▶ [Required action]:
Copy every line from the records below that holds the word "this".

○ ○ ○

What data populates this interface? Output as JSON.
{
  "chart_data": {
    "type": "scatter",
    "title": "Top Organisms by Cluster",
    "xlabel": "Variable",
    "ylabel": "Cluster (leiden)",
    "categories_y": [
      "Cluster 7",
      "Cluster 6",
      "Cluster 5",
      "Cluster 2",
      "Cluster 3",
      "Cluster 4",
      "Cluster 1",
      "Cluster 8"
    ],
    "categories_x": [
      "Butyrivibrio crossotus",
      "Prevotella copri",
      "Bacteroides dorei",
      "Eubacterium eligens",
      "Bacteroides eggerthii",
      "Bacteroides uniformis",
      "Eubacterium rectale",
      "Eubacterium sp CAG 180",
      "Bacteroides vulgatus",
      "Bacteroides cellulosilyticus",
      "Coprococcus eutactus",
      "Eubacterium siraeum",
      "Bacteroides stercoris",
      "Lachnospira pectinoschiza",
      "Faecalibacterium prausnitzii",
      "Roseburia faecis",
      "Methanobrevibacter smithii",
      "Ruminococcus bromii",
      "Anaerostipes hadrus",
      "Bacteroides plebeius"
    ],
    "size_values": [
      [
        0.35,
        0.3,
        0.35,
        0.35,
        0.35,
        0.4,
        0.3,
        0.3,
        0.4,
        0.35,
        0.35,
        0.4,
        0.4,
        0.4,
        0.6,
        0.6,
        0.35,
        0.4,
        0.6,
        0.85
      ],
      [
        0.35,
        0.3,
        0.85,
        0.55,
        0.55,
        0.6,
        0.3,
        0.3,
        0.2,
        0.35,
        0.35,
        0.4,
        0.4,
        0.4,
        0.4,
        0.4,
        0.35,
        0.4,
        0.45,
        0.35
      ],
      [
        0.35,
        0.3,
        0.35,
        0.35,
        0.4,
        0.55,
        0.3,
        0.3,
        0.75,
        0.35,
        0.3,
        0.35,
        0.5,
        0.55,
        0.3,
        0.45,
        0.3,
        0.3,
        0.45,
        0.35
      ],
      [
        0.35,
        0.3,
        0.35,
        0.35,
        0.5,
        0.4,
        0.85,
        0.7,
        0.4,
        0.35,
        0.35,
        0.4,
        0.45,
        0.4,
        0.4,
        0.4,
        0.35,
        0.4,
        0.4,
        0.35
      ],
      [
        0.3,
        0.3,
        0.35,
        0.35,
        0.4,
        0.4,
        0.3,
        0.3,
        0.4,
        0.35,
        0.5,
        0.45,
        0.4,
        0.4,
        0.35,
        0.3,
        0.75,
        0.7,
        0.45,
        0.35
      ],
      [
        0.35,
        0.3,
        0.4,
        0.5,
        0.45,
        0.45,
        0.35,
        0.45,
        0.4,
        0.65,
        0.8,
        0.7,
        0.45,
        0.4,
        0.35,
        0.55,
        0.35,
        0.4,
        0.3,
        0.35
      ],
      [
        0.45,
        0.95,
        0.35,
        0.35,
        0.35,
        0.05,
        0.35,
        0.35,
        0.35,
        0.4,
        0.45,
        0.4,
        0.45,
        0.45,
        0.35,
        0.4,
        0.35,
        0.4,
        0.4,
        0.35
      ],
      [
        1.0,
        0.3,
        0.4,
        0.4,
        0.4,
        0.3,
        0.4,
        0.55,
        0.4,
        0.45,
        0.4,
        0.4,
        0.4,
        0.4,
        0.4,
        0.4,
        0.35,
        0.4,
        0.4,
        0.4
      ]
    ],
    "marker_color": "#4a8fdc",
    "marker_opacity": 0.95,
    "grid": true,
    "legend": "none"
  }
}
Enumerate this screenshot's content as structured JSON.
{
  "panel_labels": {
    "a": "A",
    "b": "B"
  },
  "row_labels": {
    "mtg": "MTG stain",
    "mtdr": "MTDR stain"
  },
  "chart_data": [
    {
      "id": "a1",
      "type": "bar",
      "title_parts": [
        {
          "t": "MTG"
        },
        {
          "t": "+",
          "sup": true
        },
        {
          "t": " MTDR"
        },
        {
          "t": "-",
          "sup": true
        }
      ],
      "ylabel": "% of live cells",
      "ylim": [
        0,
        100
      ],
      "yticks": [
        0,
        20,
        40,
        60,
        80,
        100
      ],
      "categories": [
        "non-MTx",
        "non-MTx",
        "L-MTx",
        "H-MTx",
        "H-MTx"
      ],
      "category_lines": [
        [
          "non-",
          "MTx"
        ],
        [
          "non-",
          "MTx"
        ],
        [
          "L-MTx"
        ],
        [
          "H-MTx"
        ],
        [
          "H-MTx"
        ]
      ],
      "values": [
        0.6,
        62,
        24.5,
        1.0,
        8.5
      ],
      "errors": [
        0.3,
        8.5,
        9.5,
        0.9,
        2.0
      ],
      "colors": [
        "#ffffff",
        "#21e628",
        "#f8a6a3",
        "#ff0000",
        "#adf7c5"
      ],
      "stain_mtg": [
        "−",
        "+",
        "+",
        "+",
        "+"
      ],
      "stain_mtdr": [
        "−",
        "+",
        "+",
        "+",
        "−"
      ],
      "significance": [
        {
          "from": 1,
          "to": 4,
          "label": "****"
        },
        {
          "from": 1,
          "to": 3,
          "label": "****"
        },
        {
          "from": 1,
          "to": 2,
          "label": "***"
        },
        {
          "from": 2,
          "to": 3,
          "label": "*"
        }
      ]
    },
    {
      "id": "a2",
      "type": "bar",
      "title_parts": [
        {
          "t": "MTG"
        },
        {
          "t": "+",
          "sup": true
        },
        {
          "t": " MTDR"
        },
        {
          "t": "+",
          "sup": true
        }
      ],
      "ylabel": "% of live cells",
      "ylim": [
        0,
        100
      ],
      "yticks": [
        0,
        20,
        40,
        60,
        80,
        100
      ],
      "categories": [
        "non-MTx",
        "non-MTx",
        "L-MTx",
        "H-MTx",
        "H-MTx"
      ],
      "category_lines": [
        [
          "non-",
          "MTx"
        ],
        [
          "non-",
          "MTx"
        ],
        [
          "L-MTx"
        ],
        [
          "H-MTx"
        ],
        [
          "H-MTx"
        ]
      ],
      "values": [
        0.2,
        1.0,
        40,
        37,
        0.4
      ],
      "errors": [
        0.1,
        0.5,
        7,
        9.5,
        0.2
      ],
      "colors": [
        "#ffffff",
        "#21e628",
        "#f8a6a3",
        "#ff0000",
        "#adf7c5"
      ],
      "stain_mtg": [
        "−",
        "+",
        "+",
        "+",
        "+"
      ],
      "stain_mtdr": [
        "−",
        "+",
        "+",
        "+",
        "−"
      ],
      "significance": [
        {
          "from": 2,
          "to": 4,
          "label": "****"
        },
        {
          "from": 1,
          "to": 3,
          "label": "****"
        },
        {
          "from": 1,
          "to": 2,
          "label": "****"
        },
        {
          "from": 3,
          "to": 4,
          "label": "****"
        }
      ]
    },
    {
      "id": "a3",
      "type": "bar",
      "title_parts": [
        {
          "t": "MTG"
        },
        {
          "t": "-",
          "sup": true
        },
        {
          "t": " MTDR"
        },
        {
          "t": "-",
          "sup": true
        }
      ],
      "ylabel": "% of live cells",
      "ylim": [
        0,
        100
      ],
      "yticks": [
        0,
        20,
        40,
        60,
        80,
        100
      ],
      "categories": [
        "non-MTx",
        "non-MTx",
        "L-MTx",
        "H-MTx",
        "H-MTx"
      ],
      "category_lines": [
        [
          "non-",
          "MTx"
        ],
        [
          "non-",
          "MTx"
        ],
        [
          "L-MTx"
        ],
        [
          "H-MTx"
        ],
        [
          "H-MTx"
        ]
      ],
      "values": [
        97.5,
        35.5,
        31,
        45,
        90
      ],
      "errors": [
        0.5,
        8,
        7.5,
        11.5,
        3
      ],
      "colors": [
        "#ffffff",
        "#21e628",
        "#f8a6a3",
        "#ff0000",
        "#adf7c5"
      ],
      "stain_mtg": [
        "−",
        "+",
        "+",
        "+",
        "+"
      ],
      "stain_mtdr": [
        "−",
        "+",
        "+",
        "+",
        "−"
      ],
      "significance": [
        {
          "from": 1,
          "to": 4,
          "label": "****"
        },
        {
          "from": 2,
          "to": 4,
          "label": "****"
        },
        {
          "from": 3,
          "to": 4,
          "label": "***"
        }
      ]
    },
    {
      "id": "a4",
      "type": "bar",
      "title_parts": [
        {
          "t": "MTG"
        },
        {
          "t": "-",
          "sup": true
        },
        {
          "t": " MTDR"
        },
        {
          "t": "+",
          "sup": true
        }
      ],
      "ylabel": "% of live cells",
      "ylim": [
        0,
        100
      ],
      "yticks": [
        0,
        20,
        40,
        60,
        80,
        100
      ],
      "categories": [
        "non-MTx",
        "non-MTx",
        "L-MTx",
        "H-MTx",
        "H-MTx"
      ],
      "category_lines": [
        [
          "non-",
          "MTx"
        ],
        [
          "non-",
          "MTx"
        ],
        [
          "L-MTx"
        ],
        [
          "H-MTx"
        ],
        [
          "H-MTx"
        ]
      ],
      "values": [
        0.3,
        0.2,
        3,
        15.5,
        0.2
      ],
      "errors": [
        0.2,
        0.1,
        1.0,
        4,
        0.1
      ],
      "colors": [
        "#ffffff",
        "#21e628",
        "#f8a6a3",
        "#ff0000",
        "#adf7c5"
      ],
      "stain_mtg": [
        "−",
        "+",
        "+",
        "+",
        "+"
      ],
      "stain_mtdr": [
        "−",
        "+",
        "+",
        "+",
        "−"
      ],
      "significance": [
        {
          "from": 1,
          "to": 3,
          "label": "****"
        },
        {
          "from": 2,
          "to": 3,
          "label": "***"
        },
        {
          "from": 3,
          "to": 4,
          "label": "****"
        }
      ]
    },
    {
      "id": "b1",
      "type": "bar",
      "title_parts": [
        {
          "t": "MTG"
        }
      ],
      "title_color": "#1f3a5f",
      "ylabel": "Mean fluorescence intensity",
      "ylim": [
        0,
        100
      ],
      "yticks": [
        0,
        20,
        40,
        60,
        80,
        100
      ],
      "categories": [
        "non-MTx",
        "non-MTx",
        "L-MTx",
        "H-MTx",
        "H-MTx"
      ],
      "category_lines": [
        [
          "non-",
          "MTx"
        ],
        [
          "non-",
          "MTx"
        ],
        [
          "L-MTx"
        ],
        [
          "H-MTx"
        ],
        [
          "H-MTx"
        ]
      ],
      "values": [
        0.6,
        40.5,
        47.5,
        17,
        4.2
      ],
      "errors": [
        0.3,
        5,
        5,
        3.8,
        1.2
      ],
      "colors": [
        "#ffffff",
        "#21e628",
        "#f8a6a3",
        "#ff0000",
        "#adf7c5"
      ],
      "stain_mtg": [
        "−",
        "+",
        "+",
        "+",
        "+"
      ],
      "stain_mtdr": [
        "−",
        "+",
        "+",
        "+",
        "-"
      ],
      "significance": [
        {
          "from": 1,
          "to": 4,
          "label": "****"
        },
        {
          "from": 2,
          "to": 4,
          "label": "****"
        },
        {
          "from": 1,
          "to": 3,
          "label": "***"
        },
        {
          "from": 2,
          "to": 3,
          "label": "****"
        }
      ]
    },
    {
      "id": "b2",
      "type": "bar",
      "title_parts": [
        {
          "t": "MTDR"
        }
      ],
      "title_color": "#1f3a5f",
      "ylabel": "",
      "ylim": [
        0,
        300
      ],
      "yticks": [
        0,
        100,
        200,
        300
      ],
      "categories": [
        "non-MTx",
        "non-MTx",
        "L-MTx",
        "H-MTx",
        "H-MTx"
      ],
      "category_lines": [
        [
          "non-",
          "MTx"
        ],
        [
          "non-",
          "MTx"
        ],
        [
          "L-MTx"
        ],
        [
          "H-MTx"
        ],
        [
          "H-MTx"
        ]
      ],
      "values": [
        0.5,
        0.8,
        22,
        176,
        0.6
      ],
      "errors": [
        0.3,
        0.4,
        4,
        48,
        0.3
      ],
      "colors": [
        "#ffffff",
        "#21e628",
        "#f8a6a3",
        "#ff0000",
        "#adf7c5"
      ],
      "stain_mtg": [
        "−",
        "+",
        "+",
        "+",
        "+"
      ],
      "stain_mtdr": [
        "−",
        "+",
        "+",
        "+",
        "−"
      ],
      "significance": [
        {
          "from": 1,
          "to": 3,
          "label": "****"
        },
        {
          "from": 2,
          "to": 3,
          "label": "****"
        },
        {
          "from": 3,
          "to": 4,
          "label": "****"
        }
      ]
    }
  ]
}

○ ○ ○

▶ [Finished exercise]:
What data populates this interface? Output as JSON.
Enumerate this screenshot's content as structured JSON.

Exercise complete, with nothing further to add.